Where a line contains the string "dengan", copy that line.

◇ ◇ ◇ ◇ ◇

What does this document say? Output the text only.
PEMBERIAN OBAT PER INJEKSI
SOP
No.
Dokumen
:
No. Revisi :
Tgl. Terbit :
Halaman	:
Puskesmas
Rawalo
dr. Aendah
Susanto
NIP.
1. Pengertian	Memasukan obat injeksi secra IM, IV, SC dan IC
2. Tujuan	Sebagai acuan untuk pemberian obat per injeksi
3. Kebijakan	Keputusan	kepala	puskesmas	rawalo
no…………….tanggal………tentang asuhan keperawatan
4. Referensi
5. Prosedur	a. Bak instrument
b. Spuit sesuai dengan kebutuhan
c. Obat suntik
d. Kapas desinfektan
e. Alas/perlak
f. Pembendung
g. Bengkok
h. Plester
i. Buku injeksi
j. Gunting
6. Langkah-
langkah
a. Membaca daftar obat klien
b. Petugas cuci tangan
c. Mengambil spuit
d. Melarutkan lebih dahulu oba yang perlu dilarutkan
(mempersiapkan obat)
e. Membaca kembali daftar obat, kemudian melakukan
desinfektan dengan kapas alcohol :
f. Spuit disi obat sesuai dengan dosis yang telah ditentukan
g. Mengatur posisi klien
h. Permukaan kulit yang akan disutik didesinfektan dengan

◇ ◇ ◇ ◇ ◇

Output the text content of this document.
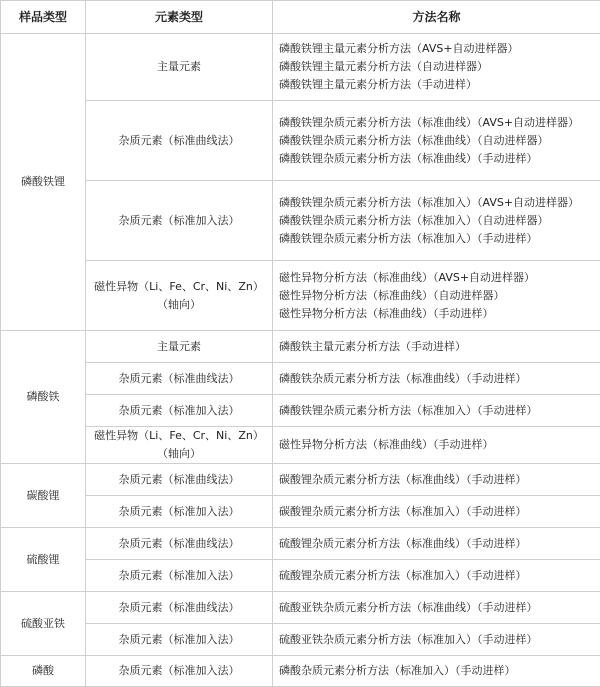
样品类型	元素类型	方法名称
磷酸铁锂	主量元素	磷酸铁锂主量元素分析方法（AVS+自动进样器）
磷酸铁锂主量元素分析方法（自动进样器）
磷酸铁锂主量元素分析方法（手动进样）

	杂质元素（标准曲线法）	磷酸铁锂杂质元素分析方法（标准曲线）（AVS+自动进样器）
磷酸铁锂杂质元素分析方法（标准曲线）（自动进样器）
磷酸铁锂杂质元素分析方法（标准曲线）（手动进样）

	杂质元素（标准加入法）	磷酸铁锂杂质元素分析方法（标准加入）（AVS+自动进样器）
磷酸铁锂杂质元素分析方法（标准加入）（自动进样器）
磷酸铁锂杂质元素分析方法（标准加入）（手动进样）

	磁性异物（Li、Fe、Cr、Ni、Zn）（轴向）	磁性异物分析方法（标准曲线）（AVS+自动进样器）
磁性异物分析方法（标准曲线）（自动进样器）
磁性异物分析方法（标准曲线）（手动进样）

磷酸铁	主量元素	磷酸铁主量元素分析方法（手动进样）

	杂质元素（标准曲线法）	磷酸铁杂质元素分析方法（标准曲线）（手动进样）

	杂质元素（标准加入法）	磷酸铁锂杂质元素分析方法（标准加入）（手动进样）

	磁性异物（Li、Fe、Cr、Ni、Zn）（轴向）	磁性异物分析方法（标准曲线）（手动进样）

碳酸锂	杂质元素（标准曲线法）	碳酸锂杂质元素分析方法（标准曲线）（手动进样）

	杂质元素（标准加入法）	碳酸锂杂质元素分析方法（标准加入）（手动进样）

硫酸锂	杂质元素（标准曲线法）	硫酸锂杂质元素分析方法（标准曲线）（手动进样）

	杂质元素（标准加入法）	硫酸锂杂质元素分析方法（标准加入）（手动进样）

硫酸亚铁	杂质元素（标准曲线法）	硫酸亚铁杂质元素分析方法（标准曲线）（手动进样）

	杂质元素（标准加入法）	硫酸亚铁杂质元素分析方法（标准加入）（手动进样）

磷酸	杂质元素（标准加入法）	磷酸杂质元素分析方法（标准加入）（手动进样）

◇ ◇ ◇ ◇ ◇

*WRITTEN ANSWER:*
b. Spuit sesuai dengan kebutuhan
desinfektan dengan kapas alcohol :
f. Spuit disi obat sesuai dengan dosis yang telah ditentukan
h. Permukaan kulit yang akan disutik didesinfektan dengan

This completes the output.